Given problem
Restate every line of the material, word for word.

Recorded information
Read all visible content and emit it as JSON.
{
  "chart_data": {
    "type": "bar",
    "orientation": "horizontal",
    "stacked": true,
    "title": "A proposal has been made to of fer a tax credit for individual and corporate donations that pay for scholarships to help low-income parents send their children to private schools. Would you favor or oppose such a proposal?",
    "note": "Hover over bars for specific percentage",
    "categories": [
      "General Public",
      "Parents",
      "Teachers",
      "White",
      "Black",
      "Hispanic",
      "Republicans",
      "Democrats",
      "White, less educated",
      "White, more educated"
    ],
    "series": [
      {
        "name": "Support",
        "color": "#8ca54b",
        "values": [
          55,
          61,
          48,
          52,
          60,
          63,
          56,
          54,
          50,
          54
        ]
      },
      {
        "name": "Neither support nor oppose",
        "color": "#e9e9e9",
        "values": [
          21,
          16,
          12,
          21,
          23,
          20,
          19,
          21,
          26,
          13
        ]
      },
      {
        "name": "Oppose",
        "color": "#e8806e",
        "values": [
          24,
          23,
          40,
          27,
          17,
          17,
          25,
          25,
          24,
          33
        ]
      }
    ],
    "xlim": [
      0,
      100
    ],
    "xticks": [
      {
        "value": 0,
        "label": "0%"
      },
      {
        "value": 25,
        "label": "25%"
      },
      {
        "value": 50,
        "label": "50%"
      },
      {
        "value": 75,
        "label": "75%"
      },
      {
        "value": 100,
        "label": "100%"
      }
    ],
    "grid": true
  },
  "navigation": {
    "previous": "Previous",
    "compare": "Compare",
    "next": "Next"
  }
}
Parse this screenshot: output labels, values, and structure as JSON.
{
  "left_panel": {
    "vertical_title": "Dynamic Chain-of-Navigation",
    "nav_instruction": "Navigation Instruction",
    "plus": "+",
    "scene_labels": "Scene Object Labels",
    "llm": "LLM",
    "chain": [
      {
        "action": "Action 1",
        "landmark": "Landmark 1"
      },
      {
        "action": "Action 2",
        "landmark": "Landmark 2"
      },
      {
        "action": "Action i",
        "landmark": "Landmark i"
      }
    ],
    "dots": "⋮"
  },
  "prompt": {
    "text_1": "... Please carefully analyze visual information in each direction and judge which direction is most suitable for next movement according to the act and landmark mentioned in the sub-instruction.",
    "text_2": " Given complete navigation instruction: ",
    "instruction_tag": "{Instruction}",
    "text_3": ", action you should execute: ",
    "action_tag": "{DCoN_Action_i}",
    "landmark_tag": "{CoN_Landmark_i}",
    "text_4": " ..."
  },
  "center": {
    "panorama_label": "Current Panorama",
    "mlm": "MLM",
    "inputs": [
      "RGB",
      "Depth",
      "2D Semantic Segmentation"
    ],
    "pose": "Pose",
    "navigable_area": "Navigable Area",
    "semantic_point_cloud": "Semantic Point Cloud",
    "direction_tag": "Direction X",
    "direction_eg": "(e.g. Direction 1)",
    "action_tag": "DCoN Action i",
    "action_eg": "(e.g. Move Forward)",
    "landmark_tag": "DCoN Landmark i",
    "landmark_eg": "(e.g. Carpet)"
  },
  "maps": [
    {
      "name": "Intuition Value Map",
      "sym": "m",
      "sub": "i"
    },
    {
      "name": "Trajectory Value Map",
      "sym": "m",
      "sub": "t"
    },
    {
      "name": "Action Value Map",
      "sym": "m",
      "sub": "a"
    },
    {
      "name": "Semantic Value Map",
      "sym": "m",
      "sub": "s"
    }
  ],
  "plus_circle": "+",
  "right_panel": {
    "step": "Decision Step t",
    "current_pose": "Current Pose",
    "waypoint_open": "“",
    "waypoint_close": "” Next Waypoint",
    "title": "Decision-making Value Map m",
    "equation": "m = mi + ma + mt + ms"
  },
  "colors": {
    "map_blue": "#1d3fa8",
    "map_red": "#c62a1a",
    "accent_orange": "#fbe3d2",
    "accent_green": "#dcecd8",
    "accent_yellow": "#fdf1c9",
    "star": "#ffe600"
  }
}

Answer in full
Read all visible content and emit it as JSON.
{
  "chart_data": {
    "type": "bar",
    "orientation": "horizontal",
    "stacked": true,
    "title": "A proposal has been made to of fer a tax credit for individual and corporate donations that pay for scholarships to help low-income parents send their children to private schools. Would you favor or oppose such a proposal?",
    "note": "Hover over bars for specific percentage",
    "categories": [
      "General Public",
      "Parents",
      "Teachers",
      "White",
      "Black",
      "Hispanic",
      "Republicans",
      "Democrats",
      "White, less educated",
      "White, more educated"
    ],
    "series": [
      {
        "name": "Support",
        "color": "#8ca54b",
        "values": [
          55,
          61,
          48,
          52,
          60,
          63,
          56,
          54,
          50,
          54
        ]
      },
      {
        "name": "Neither support nor oppose",
        "color": "#e9e9e9",
        "values": [
          21,
          16,
          12,
          21,
          23,
          20,
          19,
          21,
          26,
          13
        ]
      },
      {
        "name": "Oppose",
        "color": "#e8806e",
        "values": [
          24,
          23,
          40,
          27,
          17,
          17,
          25,
          25,
          24,
          33
        ]
      }
    ],
    "xlim": [
      0,
      100
    ],
    "xticks": [
      {
        "value": 0,
        "label": "0%"
      },
      {
        "value": 25,
        "label": "25%"
      },
      {
        "value": 50,
        "label": "50%"
      },
      {
        "value": 75,
        "label": "75%"
      },
      {
        "value": 100,
        "label": "100%"
      }
    ],
    "grid": true
  },
  "navigation": {
    "previous": "Previous",
    "compare": "Compare",
    "next": "Next"
  }
}
Parse this screenshot: output labels, values, and structure as JSON.
{
  "left_panel": {
    "vertical_title": "Dynamic Chain-of-Navigation",
    "nav_instruction": "Navigation Instruction",
    "plus": "+",
    "scene_labels": "Scene Object Labels",
    "llm": "LLM",
    "chain": [
      {
        "action": "Action 1",
        "landmark": "Landmark 1"
      },
      {
        "action": "Action 2",
        "landmark": "Landmark 2"
      },
      {
        "action": "Action i",
        "landmark": "Landmark i"
      }
    ],
    "dots": "⋮"
  },
  "prompt": {
    "text_1": "... Please carefully analyze visual information in each direction and judge which direction is most suitable for next movement according to the act and landmark mentioned in the sub-instruction.",
    "text_2": " Given complete navigation instruction: ",
    "instruction_tag": "{Instruction}",
    "text_3": ", action you should execute: ",
    "action_tag": "{DCoN_Action_i}",
    "landmark_tag": "{CoN_Landmark_i}",
    "text_4": " ..."
  },
  "center": {
    "panorama_label": "Current Panorama",
    "mlm": "MLM",
    "inputs": [
      "RGB",
      "Depth",
      "2D Semantic Segmentation"
    ],
    "pose": "Pose",
    "navigable_area": "Navigable Area",
    "semantic_point_cloud": "Semantic Point Cloud",
    "direction_tag": "Direction X",
    "direction_eg": "(e.g. Direction 1)",
    "action_tag": "DCoN Action i",
    "action_eg": "(e.g. Move Forward)",
    "landmark_tag": "DCoN Landmark i",
    "landmark_eg": "(e.g. Carpet)"
  },
  "maps": [
    {
      "name": "Intuition Value Map",
      "sym": "m",
      "sub": "i"
    },
    {
      "name": "Trajectory Value Map",
      "sym": "m",
      "sub": "t"
    },
    {
      "name": "Action Value Map",
      "sym": "m",
      "sub": "a"
    },
    {
      "name": "Semantic Value Map",
      "sym": "m",
      "sub": "s"
    }
  ],
  "plus_circle": "+",
  "right_panel": {
    "step": "Decision Step t",
    "current_pose": "Current Pose",
    "waypoint_open": "“",
    "waypoint_close": "” Next Waypoint",
    "title": "Decision-making Value Map m",
    "equation": "m = mi + ma + mt + ms"
  },
  "colors": {
    "map_blue": "#1d3fa8",
    "map_red": "#c62a1a",
    "accent_orange": "#fbe3d2",
    "accent_green": "#dcecd8",
    "accent_yellow": "#fdf1c9",
    "star": "#ffe600"
  }
}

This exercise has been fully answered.